%%
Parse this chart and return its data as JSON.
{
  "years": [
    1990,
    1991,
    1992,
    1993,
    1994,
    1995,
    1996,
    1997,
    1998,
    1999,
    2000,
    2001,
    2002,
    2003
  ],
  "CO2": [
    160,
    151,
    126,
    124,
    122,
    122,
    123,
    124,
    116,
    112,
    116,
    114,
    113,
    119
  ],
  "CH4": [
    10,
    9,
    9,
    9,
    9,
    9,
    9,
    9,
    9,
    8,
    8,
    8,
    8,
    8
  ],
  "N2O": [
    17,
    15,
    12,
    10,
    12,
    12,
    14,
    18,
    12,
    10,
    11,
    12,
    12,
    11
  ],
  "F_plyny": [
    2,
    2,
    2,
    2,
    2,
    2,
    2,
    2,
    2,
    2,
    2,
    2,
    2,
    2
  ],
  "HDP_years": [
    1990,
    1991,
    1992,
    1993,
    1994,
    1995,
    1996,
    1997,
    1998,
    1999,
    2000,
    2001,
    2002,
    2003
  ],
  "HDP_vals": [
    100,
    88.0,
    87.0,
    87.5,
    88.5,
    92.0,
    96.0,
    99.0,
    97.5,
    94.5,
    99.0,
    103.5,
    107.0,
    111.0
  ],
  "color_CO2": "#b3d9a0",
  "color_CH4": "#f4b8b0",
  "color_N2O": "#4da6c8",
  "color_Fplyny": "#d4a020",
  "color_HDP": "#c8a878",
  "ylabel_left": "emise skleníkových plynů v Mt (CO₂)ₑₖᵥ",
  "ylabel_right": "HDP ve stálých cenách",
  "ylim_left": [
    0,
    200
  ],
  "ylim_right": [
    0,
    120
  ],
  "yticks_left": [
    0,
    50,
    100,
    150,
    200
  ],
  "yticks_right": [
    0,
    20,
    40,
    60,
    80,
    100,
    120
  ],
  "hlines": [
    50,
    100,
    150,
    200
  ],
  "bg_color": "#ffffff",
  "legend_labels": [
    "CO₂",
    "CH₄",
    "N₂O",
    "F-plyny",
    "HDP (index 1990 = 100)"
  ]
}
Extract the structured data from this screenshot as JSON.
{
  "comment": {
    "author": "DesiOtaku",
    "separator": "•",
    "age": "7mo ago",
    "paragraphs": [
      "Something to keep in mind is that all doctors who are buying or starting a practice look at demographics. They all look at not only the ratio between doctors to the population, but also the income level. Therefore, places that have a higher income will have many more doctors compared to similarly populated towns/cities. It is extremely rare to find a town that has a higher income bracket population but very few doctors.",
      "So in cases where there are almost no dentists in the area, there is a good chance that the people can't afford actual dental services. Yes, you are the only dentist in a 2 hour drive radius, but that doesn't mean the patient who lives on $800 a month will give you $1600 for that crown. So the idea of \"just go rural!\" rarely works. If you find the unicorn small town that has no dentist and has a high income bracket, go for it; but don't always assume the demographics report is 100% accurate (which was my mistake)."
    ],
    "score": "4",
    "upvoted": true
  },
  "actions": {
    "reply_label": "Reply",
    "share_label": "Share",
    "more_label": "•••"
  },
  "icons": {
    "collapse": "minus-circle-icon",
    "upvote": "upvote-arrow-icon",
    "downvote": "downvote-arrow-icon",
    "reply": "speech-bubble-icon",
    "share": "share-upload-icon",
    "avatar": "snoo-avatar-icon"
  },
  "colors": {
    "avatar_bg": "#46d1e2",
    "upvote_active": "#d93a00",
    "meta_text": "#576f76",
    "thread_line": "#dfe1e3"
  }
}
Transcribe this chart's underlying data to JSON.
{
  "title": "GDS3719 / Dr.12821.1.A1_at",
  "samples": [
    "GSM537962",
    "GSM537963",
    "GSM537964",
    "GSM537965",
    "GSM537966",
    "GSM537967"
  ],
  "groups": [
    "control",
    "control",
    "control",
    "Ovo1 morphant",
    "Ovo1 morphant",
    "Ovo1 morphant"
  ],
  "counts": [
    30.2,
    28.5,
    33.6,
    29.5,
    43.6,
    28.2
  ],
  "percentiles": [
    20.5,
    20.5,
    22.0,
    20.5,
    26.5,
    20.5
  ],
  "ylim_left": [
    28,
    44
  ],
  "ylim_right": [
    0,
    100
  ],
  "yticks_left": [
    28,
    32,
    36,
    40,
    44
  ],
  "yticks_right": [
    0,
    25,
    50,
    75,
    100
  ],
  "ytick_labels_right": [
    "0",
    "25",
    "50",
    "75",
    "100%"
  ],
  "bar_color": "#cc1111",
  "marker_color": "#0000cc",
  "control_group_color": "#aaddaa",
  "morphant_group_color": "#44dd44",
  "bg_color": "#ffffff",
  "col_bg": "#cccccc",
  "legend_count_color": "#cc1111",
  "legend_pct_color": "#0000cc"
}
%%
Task objective: Repeat the listing in full, keeping every line exactly as it is.

Correct output:
Parse this chart and return its data as JSON.
{
  "years": [
    1990,
    1991,
    1992,
    1993,
    1994,
    1995,
    1996,
    1997,
    1998,
    1999,
    2000,
    2001,
    2002,
    2003
  ],
  "CO2": [
    160,
    151,
    126,
    124,
    122,
    122,
    123,
    124,
    116,
    112,
    116,
    114,
    113,
    119
  ],
  "CH4": [
    10,
    9,
    9,
    9,
    9,
    9,
    9,
    9,
    9,
    8,
    8,
    8,
    8,
    8
  ],
  "N2O": [
    17,
    15,
    12,
    10,
    12,
    12,
    14,
    18,
    12,
    10,
    11,
    12,
    12,
    11
  ],
  "F_plyny": [
    2,
    2,
    2,
    2,
    2,
    2,
    2,
    2,
    2,
    2,
    2,
    2,
    2,
    2
  ],
  "HDP_years": [
    1990,
    1991,
    1992,
    1993,
    1994,
    1995,
    1996,
    1997,
    1998,
    1999,
    2000,
    2001,
    2002,
    2003
  ],
  "HDP_vals": [
    100,
    88.0,
    87.0,
    87.5,
    88.5,
    92.0,
    96.0,
    99.0,
    97.5,
    94.5,
    99.0,
    103.5,
    107.0,
    111.0
  ],
  "color_CO2": "#b3d9a0",
  "color_CH4": "#f4b8b0",
  "color_N2O": "#4da6c8",
  "color_Fplyny": "#d4a020",
  "color_HDP": "#c8a878",
  "ylabel_left": "emise skleníkových plynů v Mt (CO₂)ₑₖᵥ",
  "ylabel_right": "HDP ve stálých cenách",
  "ylim_left": [
    0,
    200
  ],
  "ylim_right": [
    0,
    120
  ],
  "yticks_left": [
    0,
    50,
    100,
    150,
    200
  ],
  "yticks_right": [
    0,
    20,
    40,
    60,
    80,
    100,
    120
  ],
  "hlines": [
    50,
    100,
    150,
    200
  ],
  "bg_color": "#ffffff",
  "legend_labels": [
    "CO₂",
    "CH₄",
    "N₂O",
    "F-plyny",
    "HDP (index 1990 = 100)"
  ]
}
Extract the structured data from this screenshot as JSON.
{
  "comment": {
    "author": "DesiOtaku",
    "separator": "•",
    "age": "7mo ago",
    "paragraphs": [
      "Something to keep in mind is that all doctors who are buying or starting a practice look at demographics. They all look at not only the ratio between doctors to the population, but also the income level. Therefore, places that have a higher income will have many more doctors compared to similarly populated towns/cities. It is extremely rare to find a town that has a higher income bracket population but very few doctors.",
      "So in cases where there are almost no dentists in the area, there is a good chance that the people can't afford actual dental services. Yes, you are the only dentist in a 2 hour drive radius, but that doesn't mean the patient who lives on $800 a month will give you $1600 for that crown. So the idea of \"just go rural!\" rarely works. If you find the unicorn small town that has no dentist and has a high income bracket, go for it; but don't always assume the demographics report is 100% accurate (which was my mistake)."
    ],
    "score": "4",
    "upvoted": true
  },
  "actions": {
    "reply_label": "Reply",
    "share_label": "Share",
    "more_label": "•••"
  },
  "icons": {
    "collapse": "minus-circle-icon",
    "upvote": "upvote-arrow-icon",
    "downvote": "downvote-arrow-icon",
    "reply": "speech-bubble-icon",
    "share": "share-upload-icon",
    "avatar": "snoo-avatar-icon"
  },
  "colors": {
    "avatar_bg": "#46d1e2",
    "upvote_active": "#d93a00",
    "meta_text": "#576f76",
    "thread_line": "#dfe1e3"
  }
}
Transcribe this chart's underlying data to JSON.
{
  "title": "GDS3719 / Dr.12821.1.A1_at",
  "samples": [
    "GSM537962",
    "GSM537963",
    "GSM537964",
    "GSM537965",
    "GSM537966",
    "GSM537967"
  ],
  "groups": [
    "control",
    "control",
    "control",
    "Ovo1 morphant",
    "Ovo1 morphant",
    "Ovo1 morphant"
  ],
  "counts": [
    30.2,
    28.5,
    33.6,
    29.5,
    43.6,
    28.2
  ],
  "percentiles": [
    20.5,
    20.5,
    22.0,
    20.5,
    26.5,
    20.5
  ],
  "ylim_left": [
    28,
    44
  ],
  "ylim_right": [
    0,
    100
  ],
  "yticks_left": [
    28,
    32,
    36,
    40,
    44
  ],
  "yticks_right": [
    0,
    25,
    50,
    75,
    100
  ],
  "ytick_labels_right": [
    "0",
    "25",
    "50",
    "75",
    "100%"
  ],
  "bar_color": "#cc1111",
  "marker_color": "#0000cc",
  "control_group_color": "#aaddaa",
  "morphant_group_color": "#44dd44",
  "bg_color": "#ffffff",
  "col_bg": "#cccccc",
  "legend_count_color": "#cc1111",
  "legend_pct_color": "#0000cc"
}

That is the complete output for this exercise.